Locate the word "JSON" in the entries below, then gather every line that holds it.

### The records ###

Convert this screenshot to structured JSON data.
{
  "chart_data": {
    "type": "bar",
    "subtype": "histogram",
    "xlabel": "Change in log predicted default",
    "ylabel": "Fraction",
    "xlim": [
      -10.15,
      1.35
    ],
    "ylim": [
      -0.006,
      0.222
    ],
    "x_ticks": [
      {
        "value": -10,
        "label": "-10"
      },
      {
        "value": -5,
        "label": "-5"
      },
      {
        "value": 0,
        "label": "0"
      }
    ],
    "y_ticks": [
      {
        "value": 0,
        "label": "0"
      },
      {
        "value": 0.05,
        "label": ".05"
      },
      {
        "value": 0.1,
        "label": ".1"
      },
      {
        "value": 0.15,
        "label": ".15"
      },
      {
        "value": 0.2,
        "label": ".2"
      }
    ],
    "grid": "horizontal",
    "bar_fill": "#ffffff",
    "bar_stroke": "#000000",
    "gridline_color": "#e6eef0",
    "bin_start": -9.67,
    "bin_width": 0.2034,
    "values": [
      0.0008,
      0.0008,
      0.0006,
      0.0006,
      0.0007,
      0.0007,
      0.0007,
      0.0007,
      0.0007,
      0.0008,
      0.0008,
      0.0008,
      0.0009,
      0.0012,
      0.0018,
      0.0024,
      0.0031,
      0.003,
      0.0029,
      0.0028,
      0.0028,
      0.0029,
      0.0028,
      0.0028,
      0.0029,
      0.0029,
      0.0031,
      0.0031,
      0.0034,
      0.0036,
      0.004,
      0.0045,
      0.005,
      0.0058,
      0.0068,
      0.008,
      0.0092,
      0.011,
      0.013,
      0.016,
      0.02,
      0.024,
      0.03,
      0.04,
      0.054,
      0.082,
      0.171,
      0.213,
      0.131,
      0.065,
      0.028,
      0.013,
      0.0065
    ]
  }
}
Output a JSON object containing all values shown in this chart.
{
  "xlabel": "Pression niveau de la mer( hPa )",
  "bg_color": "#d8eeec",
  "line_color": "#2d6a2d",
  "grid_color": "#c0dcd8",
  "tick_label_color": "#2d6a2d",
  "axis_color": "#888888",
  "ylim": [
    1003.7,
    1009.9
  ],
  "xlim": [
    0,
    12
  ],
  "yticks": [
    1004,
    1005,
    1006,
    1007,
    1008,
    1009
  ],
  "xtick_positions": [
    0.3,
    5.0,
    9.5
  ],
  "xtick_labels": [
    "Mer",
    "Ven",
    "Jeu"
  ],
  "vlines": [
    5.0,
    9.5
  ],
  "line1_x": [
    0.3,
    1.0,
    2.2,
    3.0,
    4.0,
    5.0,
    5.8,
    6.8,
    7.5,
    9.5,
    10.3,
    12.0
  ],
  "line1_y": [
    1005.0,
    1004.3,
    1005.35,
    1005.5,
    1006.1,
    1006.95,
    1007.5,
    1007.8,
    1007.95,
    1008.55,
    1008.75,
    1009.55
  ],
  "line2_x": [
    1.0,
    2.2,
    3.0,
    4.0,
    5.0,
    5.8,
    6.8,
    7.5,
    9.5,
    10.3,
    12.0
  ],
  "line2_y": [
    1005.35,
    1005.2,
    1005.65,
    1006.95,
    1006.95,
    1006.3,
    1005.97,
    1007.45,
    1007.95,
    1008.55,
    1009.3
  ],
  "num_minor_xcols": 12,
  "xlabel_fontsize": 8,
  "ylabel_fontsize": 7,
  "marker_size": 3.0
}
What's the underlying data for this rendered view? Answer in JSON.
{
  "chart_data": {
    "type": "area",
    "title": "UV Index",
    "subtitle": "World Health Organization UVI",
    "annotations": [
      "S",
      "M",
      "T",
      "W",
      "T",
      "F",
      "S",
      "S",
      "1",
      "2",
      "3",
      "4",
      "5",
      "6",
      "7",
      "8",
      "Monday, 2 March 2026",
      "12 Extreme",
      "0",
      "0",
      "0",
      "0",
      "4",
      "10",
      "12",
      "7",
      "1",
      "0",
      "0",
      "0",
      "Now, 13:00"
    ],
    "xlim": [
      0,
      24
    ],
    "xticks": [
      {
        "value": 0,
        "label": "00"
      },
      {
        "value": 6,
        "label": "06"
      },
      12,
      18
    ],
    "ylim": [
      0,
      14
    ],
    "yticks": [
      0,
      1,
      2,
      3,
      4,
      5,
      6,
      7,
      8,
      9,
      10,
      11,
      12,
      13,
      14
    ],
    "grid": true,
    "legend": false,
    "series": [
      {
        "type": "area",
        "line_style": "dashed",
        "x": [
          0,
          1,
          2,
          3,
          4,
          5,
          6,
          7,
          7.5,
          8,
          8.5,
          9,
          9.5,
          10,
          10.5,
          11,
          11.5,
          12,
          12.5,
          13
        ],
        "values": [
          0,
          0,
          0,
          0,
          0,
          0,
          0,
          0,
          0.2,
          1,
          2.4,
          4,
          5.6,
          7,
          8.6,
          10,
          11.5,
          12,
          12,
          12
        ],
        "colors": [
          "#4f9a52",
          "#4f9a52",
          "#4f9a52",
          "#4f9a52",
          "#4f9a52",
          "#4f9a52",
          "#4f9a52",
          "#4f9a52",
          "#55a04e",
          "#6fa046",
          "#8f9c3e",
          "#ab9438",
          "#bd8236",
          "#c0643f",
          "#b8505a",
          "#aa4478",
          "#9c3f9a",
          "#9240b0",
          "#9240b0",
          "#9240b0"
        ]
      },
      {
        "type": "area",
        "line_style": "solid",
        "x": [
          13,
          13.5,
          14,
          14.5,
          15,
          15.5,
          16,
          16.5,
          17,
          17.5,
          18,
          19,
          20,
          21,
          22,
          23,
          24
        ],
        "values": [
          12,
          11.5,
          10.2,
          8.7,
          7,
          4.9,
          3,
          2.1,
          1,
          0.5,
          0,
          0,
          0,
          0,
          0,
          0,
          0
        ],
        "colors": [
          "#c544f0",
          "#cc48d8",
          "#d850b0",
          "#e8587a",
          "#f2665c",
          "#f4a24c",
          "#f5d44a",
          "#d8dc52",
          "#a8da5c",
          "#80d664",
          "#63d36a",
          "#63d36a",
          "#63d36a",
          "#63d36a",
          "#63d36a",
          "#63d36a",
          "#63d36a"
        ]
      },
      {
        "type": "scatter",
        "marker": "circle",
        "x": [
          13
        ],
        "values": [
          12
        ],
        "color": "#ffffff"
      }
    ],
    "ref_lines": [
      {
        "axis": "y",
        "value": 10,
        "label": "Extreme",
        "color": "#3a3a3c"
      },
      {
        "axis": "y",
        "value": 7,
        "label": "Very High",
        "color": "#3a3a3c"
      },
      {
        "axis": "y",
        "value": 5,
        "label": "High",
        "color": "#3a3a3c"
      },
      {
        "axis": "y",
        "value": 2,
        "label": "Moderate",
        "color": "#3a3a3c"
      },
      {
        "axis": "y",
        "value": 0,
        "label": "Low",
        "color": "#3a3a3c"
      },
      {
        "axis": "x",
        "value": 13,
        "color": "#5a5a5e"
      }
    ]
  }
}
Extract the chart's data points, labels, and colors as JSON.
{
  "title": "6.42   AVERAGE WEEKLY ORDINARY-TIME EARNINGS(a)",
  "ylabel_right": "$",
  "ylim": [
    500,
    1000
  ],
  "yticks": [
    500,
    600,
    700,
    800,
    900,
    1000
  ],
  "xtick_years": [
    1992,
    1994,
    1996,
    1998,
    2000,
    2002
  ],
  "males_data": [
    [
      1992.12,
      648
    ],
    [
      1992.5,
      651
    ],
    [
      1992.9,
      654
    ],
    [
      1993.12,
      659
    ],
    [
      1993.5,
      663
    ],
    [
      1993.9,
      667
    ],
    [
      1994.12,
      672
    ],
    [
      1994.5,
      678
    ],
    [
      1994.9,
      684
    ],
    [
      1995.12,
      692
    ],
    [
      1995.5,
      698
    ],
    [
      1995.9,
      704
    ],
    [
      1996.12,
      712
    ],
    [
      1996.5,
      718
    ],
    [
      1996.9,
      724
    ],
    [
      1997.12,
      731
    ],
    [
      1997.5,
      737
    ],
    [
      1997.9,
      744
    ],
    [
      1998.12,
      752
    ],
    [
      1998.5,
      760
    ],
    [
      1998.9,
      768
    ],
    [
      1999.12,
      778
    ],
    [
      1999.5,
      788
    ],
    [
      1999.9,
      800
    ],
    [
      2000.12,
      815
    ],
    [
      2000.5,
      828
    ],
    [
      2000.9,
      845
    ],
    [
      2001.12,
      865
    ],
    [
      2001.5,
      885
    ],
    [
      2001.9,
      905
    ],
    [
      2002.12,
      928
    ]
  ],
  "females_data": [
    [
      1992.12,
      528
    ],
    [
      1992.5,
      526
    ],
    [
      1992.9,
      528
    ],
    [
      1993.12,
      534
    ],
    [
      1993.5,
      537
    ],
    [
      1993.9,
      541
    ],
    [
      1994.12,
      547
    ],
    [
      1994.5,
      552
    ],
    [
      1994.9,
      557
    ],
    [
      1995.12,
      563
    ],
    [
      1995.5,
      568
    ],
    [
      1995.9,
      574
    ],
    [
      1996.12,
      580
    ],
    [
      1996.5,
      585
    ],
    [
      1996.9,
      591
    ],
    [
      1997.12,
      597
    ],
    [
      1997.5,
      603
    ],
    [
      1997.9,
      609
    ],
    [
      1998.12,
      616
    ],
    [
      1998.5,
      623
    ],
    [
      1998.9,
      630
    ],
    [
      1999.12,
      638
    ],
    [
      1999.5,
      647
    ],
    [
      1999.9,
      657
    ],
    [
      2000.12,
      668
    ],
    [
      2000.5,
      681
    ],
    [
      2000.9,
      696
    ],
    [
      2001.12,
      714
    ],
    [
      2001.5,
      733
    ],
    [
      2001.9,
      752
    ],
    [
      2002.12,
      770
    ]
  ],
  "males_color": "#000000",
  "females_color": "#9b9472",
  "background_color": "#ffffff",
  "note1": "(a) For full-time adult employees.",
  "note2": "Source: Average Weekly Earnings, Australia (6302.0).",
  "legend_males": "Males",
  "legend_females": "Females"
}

###

Result for this task.
Convert this screenshot to structured JSON data.
Output a JSON object containing all values shown in this chart.
What's the underlying data for this rendered view? Answer in JSON.
Extract the chart's data points, labels, and colors as JSON.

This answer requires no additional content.